WHAT YOU WILL DO:
Give only the number of lines that contain the word "norske".

PROVIDED RECORDS:
━━━━━━━━━━━━━━━━
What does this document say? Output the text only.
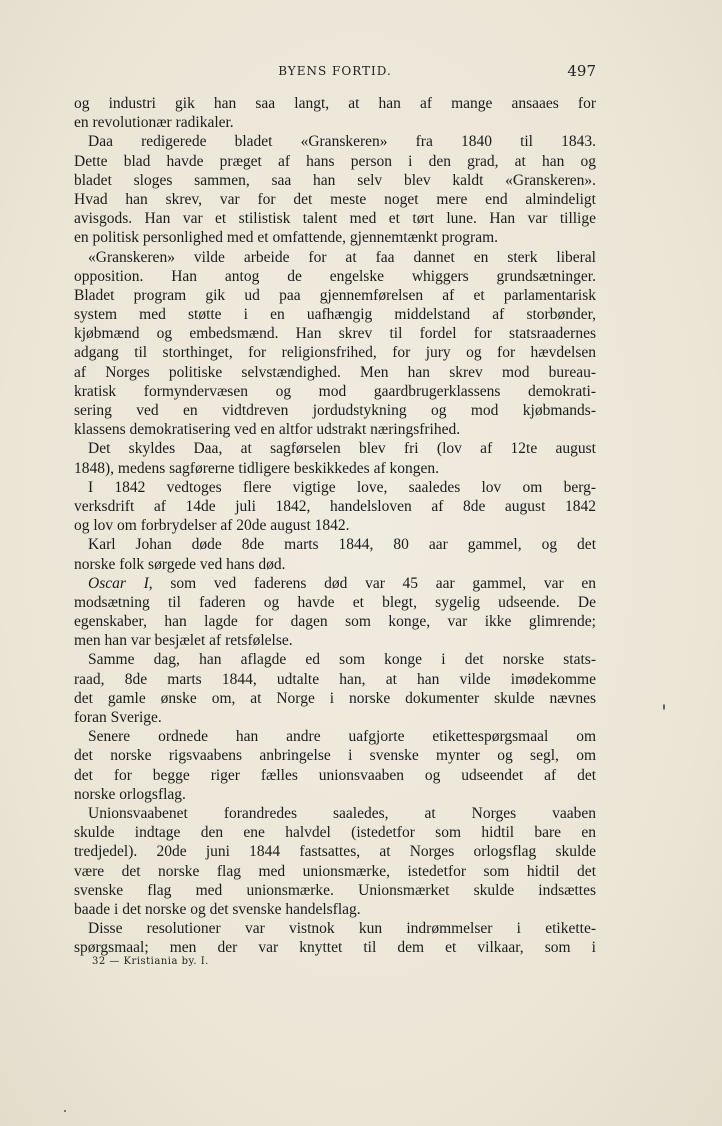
BYENS FORTID.	497
og industri gik han saa langt, at han af mange ansaaes for
en revolutionær radikaler.
Daa redigerede bladet «Granskeren» fra 1840 til 1843.
Dette blad havde præget af hans person i den grad, at han og
bladet sloges sammen, saa han selv blev kaldt «Granskeren».
Hvad han skrev, var for det meste noget mere end almindeligt
avisgods. Han var et stilistisk talent med et tørt lune. Han var tillige
en politisk personlighed med et omfattende, gjennemtænkt program.
«Granskeren» vilde arbeide for at faa dannet en sterk liberal
opposition. Han antog de engelske whiggers grundsætninger.
Bladet program gik ud paa gjennemførelsen af et parlamentarisk
system med støtte i en uafhængig middelstand af storbønder,
kjøbmænd og embedsmænd. Han skrev til fordel for statsraadernes
adgang til storthinget, for religionsfrihed, for jury og for hævdelsen
af Norges politiske selvstændighed. Men han skrev mod bureau-
kratisk formyndervæsen og mod gaardbrugerklassens demokrati-
sering ved en vidtdreven jordudstykning og mod kjøbmands-
klassens demokratisering ved en altfor udstrakt næringsfrihed.
Det skyldes Daa, at sagførselen blev fri (lov af 12te august
1848), medens sagførerne tidligere beskikkedes af kongen.
I 1842 vedtoges flere vigtige love, saaledes lov om berg-
verksdrift af 14de juli 1842, handelsloven af 8de august 1842
og lov om forbrydelser af 20de august 1842.
Karl Johan døde 8de marts 1844, 80 aar gammel, og det
norske folk sørgede ved hans død.
Oscar I, som ved faderens død var 45 aar gammel, var en
modsætning til faderen og havde et blegt, sygelig udseende. De
egenskaber, han lagde for dagen som konge, var ikke glimrende;
men han var besjælet af retsfølelse.
Samme dag, han aflagde ed som konge i det norske stats-
raad, 8de marts 1844, udtalte han, at han vilde imødekomme
det gamle ønske om, at Norge i norske dokumenter skulde nævnes
foran Sverige.
Senere ordnede han andre uafgjorte etikettespørgsmaal om
det norske rigsvaabens anbringelse i svenske mynter og segl, om
det for begge riger fælles unionsvaaben og udseendet af det
norske orlogsflag.
Unionsvaabenet forandredes saaledes, at Norges vaaben
skulde indtage den ene halvdel (istedetfor som hidtil bare en
tredjedel). 20de juni 1844 fastsattes, at Norges orlogsflag skulde
være det norske flag med unionsmærke, istedetfor som hidtil det
svenske flag med unionsmærke. Unionsmærket skulde indsættes
baade i det norske og det svenske handelsflag.
Disse resolutioner var vistnok kun indrømmelser i etikette-
spørgsmaal; men der var knyttet til dem et vilkaar, som i
32 — Kristiania by. I.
━━━━━━━━━━━━━━━━
CORRECT RESULT:
7